> [Stated goal] Every line of the material is to be repeated exactly as it stands.

> [Provided entries]
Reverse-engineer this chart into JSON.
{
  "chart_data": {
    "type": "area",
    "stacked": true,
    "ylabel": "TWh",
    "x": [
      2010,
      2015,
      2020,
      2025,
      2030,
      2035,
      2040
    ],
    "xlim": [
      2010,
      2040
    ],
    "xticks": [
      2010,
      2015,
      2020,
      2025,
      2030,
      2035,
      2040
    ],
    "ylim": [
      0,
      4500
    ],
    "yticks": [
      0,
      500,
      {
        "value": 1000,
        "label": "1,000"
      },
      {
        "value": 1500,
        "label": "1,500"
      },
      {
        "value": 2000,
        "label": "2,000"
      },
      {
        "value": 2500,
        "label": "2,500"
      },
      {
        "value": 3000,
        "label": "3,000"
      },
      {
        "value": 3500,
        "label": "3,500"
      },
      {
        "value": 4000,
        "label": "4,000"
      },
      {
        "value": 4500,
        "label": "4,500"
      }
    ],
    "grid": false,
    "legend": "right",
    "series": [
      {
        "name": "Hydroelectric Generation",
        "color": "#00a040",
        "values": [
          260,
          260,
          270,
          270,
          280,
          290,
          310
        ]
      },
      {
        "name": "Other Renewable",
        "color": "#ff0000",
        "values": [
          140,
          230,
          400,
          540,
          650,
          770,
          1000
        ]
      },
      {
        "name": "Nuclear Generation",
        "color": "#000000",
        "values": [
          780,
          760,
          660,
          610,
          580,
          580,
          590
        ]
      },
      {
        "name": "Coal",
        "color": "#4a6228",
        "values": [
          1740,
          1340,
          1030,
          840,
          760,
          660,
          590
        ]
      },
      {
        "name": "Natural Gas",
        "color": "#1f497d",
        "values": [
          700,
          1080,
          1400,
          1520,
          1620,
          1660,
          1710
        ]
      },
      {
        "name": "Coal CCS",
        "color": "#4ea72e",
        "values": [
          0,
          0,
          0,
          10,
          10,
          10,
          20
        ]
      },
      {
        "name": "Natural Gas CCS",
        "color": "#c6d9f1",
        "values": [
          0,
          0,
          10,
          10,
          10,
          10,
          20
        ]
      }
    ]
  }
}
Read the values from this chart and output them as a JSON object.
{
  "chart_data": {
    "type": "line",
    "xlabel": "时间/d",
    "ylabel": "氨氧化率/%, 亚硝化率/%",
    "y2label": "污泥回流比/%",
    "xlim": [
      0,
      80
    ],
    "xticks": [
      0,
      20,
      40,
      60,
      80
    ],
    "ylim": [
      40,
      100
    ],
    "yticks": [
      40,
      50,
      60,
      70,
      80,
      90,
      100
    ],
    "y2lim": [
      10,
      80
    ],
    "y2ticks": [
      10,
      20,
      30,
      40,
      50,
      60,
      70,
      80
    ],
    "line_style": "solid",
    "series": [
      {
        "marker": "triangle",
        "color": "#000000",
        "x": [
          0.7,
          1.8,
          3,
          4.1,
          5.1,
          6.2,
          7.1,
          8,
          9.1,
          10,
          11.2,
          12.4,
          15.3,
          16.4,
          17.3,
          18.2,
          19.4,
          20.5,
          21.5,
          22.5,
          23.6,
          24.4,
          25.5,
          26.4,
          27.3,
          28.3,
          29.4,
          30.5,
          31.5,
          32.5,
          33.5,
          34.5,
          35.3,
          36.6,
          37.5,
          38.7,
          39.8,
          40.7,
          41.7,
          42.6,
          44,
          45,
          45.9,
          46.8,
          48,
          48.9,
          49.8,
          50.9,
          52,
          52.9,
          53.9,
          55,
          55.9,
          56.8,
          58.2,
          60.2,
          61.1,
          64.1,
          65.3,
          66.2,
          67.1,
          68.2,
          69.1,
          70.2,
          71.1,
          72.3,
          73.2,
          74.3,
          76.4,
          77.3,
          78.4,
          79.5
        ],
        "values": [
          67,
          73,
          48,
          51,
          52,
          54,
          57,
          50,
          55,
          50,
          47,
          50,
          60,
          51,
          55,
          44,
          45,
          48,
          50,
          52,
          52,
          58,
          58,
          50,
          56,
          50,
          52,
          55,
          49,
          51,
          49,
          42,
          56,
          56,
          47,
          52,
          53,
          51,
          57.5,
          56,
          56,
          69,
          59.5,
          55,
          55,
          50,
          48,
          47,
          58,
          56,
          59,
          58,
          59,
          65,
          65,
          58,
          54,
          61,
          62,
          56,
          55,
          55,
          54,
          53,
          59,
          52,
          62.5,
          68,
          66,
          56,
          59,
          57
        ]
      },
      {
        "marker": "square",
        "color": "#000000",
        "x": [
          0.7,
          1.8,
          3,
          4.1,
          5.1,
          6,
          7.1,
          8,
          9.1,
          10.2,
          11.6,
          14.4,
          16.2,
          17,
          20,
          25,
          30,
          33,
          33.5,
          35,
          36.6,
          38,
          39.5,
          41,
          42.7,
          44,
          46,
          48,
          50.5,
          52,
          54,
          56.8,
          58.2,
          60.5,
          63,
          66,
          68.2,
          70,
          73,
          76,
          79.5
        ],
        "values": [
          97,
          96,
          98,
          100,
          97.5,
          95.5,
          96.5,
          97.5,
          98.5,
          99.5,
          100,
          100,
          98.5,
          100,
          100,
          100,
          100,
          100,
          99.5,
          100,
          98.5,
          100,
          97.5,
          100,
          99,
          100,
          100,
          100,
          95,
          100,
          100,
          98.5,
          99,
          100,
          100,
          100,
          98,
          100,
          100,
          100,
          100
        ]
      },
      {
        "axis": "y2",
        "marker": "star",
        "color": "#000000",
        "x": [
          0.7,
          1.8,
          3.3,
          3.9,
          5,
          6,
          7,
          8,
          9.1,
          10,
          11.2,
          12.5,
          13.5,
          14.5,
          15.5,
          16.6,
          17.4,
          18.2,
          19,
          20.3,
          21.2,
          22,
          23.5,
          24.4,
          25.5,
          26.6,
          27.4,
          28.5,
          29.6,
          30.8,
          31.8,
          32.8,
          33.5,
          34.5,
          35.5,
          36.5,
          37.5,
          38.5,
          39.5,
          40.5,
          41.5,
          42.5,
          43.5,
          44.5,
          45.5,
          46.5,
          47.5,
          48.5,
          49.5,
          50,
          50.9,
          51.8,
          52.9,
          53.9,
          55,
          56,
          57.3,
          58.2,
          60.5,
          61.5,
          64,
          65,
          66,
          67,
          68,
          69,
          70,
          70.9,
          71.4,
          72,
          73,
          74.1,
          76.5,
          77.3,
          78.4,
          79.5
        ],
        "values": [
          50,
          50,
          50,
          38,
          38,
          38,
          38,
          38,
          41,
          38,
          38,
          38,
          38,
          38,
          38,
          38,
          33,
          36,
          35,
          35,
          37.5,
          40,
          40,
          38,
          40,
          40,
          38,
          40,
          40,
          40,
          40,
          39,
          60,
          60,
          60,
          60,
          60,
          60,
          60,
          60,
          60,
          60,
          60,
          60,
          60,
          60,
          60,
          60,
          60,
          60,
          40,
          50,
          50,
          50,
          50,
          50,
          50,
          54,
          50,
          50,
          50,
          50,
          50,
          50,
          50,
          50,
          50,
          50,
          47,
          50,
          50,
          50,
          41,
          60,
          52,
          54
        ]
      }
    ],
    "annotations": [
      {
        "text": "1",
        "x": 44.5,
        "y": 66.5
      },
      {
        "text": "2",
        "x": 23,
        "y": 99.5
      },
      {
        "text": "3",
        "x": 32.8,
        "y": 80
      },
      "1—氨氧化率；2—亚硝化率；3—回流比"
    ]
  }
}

> [Written answer]
Reverse-engineer this chart into JSON.
{
  "chart_data": {
    "type": "area",
    "stacked": true,
    "ylabel": "TWh",
    "x": [
      2010,
      2015,
      2020,
      2025,
      2030,
      2035,
      2040
    ],
    "xlim": [
      2010,
      2040
    ],
    "xticks": [
      2010,
      2015,
      2020,
      2025,
      2030,
      2035,
      2040
    ],
    "ylim": [
      0,
      4500
    ],
    "yticks": [
      0,
      500,
      {
        "value": 1000,
        "label": "1,000"
      },
      {
        "value": 1500,
        "label": "1,500"
      },
      {
        "value": 2000,
        "label": "2,000"
      },
      {
        "value": 2500,
        "label": "2,500"
      },
      {
        "value": 3000,
        "label": "3,000"
      },
      {
        "value": 3500,
        "label": "3,500"
      },
      {
        "value": 4000,
        "label": "4,000"
      },
      {
        "value": 4500,
        "label": "4,500"
      }
    ],
    "grid": false,
    "legend": "right",
    "series": [
      {
        "name": "Hydroelectric Generation",
        "color": "#00a040",
        "values": [
          260,
          260,
          270,
          270,
          280,
          290,
          310
        ]
      },
      {
        "name": "Other Renewable",
        "color": "#ff0000",
        "values": [
          140,
          230,
          400,
          540,
          650,
          770,
          1000
        ]
      },
      {
        "name": "Nuclear Generation",
        "color": "#000000",
        "values": [
          780,
          760,
          660,
          610,
          580,
          580,
          590
        ]
      },
      {
        "name": "Coal",
        "color": "#4a6228",
        "values": [
          1740,
          1340,
          1030,
          840,
          760,
          660,
          590
        ]
      },
      {
        "name": "Natural Gas",
        "color": "#1f497d",
        "values": [
          700,
          1080,
          1400,
          1520,
          1620,
          1660,
          1710
        ]
      },
      {
        "name": "Coal CCS",
        "color": "#4ea72e",
        "values": [
          0,
          0,
          0,
          10,
          10,
          10,
          20
        ]
      },
      {
        "name": "Natural Gas CCS",
        "color": "#c6d9f1",
        "values": [
          0,
          0,
          10,
          10,
          10,
          10,
          20
        ]
      }
    ]
  }
}
Read the values from this chart and output them as a JSON object.
{
  "chart_data": {
    "type": "line",
    "xlabel": "时间/d",
    "ylabel": "氨氧化率/%, 亚硝化率/%",
    "y2label": "污泥回流比/%",
    "xlim": [
      0,
      80
    ],
    "xticks": [
      0,
      20,
      40,
      60,
      80
    ],
    "ylim": [
      40,
      100
    ],
    "yticks": [
      40,
      50,
      60,
      70,
      80,
      90,
      100
    ],
    "y2lim": [
      10,
      80
    ],
    "y2ticks": [
      10,
      20,
      30,
      40,
      50,
      60,
      70,
      80
    ],
    "line_style": "solid",
    "series": [
      {
        "marker": "triangle",
        "color": "#000000",
        "x": [
          0.7,
          1.8,
          3,
          4.1,
          5.1,
          6.2,
          7.1,
          8,
          9.1,
          10,
          11.2,
          12.4,
          15.3,
          16.4,
          17.3,
          18.2,
          19.4,
          20.5,
          21.5,
          22.5,
          23.6,
          24.4,
          25.5,
          26.4,
          27.3,
          28.3,
          29.4,
          30.5,
          31.5,
          32.5,
          33.5,
          34.5,
          35.3,
          36.6,
          37.5,
          38.7,
          39.8,
          40.7,
          41.7,
          42.6,
          44,
          45,
          45.9,
          46.8,
          48,
          48.9,
          49.8,
          50.9,
          52,
          52.9,
          53.9,
          55,
          55.9,
          56.8,
          58.2,
          60.2,
          61.1,
          64.1,
          65.3,
          66.2,
          67.1,
          68.2,
          69.1,
          70.2,
          71.1,
          72.3,
          73.2,
          74.3,
          76.4,
          77.3,
          78.4,
          79.5
        ],
        "values": [
          67,
          73,
          48,
          51,
          52,
          54,
          57,
          50,
          55,
          50,
          47,
          50,
          60,
          51,
          55,
          44,
          45,
          48,
          50,
          52,
          52,
          58,
          58,
          50,
          56,
          50,
          52,
          55,
          49,
          51,
          49,
          42,
          56,
          56,
          47,
          52,
          53,
          51,
          57.5,
          56,
          56,
          69,
          59.5,
          55,
          55,
          50,
          48,
          47,
          58,
          56,
          59,
          58,
          59,
          65,
          65,
          58,
          54,
          61,
          62,
          56,
          55,
          55,
          54,
          53,
          59,
          52,
          62.5,
          68,
          66,
          56,
          59,
          57
        ]
      },
      {
        "marker": "square",
        "color": "#000000",
        "x": [
          0.7,
          1.8,
          3,
          4.1,
          5.1,
          6,
          7.1,
          8,
          9.1,
          10.2,
          11.6,
          14.4,
          16.2,
          17,
          20,
          25,
          30,
          33,
          33.5,
          35,
          36.6,
          38,
          39.5,
          41,
          42.7,
          44,
          46,
          48,
          50.5,
          52,
          54,
          56.8,
          58.2,
          60.5,
          63,
          66,
          68.2,
          70,
          73,
          76,
          79.5
        ],
        "values": [
          97,
          96,
          98,
          100,
          97.5,
          95.5,
          96.5,
          97.5,
          98.5,
          99.5,
          100,
          100,
          98.5,
          100,
          100,
          100,
          100,
          100,
          99.5,
          100,
          98.5,
          100,
          97.5,
          100,
          99,
          100,
          100,
          100,
          95,
          100,
          100,
          98.5,
          99,
          100,
          100,
          100,
          98,
          100,
          100,
          100,
          100
        ]
      },
      {
        "axis": "y2",
        "marker": "star",
        "color": "#000000",
        "x": [
          0.7,
          1.8,
          3.3,
          3.9,
          5,
          6,
          7,
          8,
          9.1,
          10,
          11.2,
          12.5,
          13.5,
          14.5,
          15.5,
          16.6,
          17.4,
          18.2,
          19,
          20.3,
          21.2,
          22,
          23.5,
          24.4,
          25.5,
          26.6,
          27.4,
          28.5,
          29.6,
          30.8,
          31.8,
          32.8,
          33.5,
          34.5,
          35.5,
          36.5,
          37.5,
          38.5,
          39.5,
          40.5,
          41.5,
          42.5,
          43.5,
          44.5,
          45.5,
          46.5,
          47.5,
          48.5,
          49.5,
          50,
          50.9,
          51.8,
          52.9,
          53.9,
          55,
          56,
          57.3,
          58.2,
          60.5,
          61.5,
          64,
          65,
          66,
          67,
          68,
          69,
          70,
          70.9,
          71.4,
          72,
          73,
          74.1,
          76.5,
          77.3,
          78.4,
          79.5
        ],
        "values": [
          50,
          50,
          50,
          38,
          38,
          38,
          38,
          38,
          41,
          38,
          38,
          38,
          38,
          38,
          38,
          38,
          33,
          36,
          35,
          35,
          37.5,
          40,
          40,
          38,
          40,
          40,
          38,
          40,
          40,
          40,
          40,
          39,
          60,
          60,
          60,
          60,
          60,
          60,
          60,
          60,
          60,
          60,
          60,
          60,
          60,
          60,
          60,
          60,
          60,
          60,
          40,
          50,
          50,
          50,
          50,
          50,
          50,
          54,
          50,
          50,
          50,
          50,
          50,
          50,
          50,
          50,
          50,
          50,
          47,
          50,
          50,
          50,
          41,
          60,
          52,
          54
        ]
      }
    ],
    "annotations": [
      {
        "text": "1",
        "x": 44.5,
        "y": 66.5
      },
      {
        "text": "2",
        "x": 23,
        "y": 99.5
      },
      {
        "text": "3",
        "x": 32.8,
        "y": 80
      },
      "1—氨氧化率；2—亚硝化率；3—回流比"
    ]
  }
}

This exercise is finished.